## RECORDS SUPPLIED
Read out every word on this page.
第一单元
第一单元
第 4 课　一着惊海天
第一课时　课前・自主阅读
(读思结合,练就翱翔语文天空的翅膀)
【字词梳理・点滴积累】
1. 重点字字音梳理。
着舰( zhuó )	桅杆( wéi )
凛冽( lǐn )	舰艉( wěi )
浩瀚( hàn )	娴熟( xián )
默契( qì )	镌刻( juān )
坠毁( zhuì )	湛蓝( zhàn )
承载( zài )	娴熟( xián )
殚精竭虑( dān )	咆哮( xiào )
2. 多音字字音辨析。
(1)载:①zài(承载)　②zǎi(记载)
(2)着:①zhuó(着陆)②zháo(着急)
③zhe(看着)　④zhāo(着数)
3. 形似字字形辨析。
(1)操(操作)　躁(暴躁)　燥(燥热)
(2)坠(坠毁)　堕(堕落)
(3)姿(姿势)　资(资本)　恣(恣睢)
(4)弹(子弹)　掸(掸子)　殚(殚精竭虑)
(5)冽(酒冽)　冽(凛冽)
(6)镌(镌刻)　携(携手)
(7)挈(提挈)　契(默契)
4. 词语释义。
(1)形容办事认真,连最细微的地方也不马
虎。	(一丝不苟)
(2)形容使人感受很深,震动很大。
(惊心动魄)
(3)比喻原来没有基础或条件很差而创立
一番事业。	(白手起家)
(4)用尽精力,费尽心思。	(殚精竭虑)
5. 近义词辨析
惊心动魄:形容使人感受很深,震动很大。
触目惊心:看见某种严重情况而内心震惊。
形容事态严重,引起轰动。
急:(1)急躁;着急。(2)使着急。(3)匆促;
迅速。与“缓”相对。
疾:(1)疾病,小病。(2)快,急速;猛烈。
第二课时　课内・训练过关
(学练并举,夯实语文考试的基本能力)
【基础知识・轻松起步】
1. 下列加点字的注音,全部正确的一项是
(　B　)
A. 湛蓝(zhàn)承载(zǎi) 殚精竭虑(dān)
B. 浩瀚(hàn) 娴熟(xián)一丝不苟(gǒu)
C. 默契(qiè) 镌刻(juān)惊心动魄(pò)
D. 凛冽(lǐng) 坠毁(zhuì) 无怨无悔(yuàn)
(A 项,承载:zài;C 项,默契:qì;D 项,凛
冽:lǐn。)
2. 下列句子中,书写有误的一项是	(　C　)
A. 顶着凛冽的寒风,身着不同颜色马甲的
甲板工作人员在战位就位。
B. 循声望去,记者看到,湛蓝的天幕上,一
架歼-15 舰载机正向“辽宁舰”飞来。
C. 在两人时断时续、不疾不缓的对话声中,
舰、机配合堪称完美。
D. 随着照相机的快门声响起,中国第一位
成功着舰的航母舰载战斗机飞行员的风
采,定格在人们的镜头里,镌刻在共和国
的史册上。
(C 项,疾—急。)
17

## TASK BRIEF
List every line above that holds the word "殚精竭虑".

## RESULT FOR THIS EXERCISE
殚精竭虑( dān )	咆哮( xiào )
(4)弹(子弹)　掸(掸子)　殚(殚精竭虑)
(4)用尽精力,费尽心思。	(殚精竭虑)
A. 湛蓝(zhàn)承载(zǎi) 殚精竭虑(dān)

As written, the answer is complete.